====== RECORD EXCERPTS
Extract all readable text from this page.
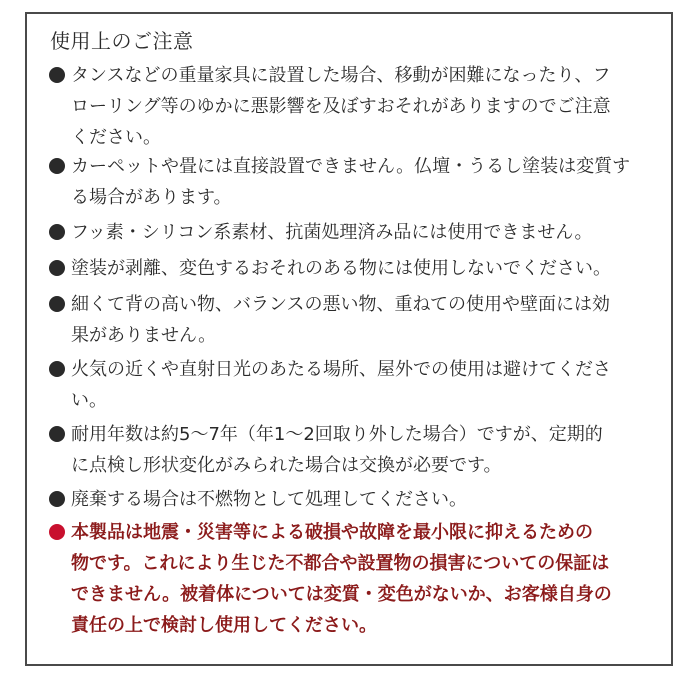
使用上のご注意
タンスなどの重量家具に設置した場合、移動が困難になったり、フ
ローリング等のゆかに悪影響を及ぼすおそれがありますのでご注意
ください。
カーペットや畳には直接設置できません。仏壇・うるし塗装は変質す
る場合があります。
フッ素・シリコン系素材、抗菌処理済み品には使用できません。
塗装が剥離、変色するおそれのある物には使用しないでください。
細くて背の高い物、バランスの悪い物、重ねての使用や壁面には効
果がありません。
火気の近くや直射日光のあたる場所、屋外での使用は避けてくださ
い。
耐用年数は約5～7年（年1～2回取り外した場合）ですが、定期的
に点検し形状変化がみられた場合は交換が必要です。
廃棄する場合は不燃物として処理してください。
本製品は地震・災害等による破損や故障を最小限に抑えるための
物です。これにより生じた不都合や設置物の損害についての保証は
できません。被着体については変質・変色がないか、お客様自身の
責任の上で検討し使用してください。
============
__REQUIRED TASK__
Leave out the pictures and output the rest of the material exactly as written.

__THE RESPONSE__
Extract all readable text from this page.
使用上のご注意
タンスなどの重量家具に設置した場合、移動が困難になったり、フ
ローリング等のゆかに悪影響を及ぼすおそれがありますのでご注意
ください。
カーペットや畳には直接設置できません。仏壇・うるし塗装は変質す
る場合があります。
フッ素・シリコン系素材、抗菌処理済み品には使用できません。
塗装が剥離、変色するおそれのある物には使用しないでください。
細くて背の高い物、バランスの悪い物、重ねての使用や壁面には効
果がありません。
火気の近くや直射日光のあたる場所、屋外での使用は避けてくださ
い。
耐用年数は約5～7年（年1～2回取り外した場合）ですが、定期的
に点検し形状変化がみられた場合は交換が必要です。
廃棄する場合は不燃物として処理してください。
本製品は地震・災害等による破損や故障を最小限に抑えるための
物です。これにより生じた不都合や設置物の損害についての保証は
できません。被着体については変質・変色がないか、お客様自身の
責任の上で検討し使用してください。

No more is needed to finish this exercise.